* **WHAT THE TASK REQUIRES**: Take each line containing the word "不得代理" and copy it.

(Stored records)
>>>
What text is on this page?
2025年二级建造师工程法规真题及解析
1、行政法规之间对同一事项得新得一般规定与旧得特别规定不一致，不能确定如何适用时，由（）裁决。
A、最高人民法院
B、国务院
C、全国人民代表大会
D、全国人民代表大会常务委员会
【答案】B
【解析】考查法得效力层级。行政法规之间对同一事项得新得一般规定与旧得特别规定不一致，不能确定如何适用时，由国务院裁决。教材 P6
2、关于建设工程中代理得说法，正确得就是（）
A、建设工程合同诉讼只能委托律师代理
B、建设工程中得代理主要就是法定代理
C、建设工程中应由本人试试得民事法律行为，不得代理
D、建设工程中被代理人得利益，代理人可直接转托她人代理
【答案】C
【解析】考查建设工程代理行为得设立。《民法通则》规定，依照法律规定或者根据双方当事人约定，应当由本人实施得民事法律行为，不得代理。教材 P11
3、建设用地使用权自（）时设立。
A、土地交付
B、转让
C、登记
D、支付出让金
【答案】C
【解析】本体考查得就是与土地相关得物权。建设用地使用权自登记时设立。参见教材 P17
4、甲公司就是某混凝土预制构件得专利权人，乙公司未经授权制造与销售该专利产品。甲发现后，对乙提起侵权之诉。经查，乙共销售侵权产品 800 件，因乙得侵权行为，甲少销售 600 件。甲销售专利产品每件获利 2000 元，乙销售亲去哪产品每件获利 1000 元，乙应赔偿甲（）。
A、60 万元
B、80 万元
<<<
* **EXERCISE RESULT**:
C、建设工程中应由本人试试得民事法律行为，不得代理
【解析】考查建设工程代理行为得设立。《民法通则》规定，依照法律规定或者根据双方当事人约定，应当由本人实施得民事法律行为，不得代理。教材 P11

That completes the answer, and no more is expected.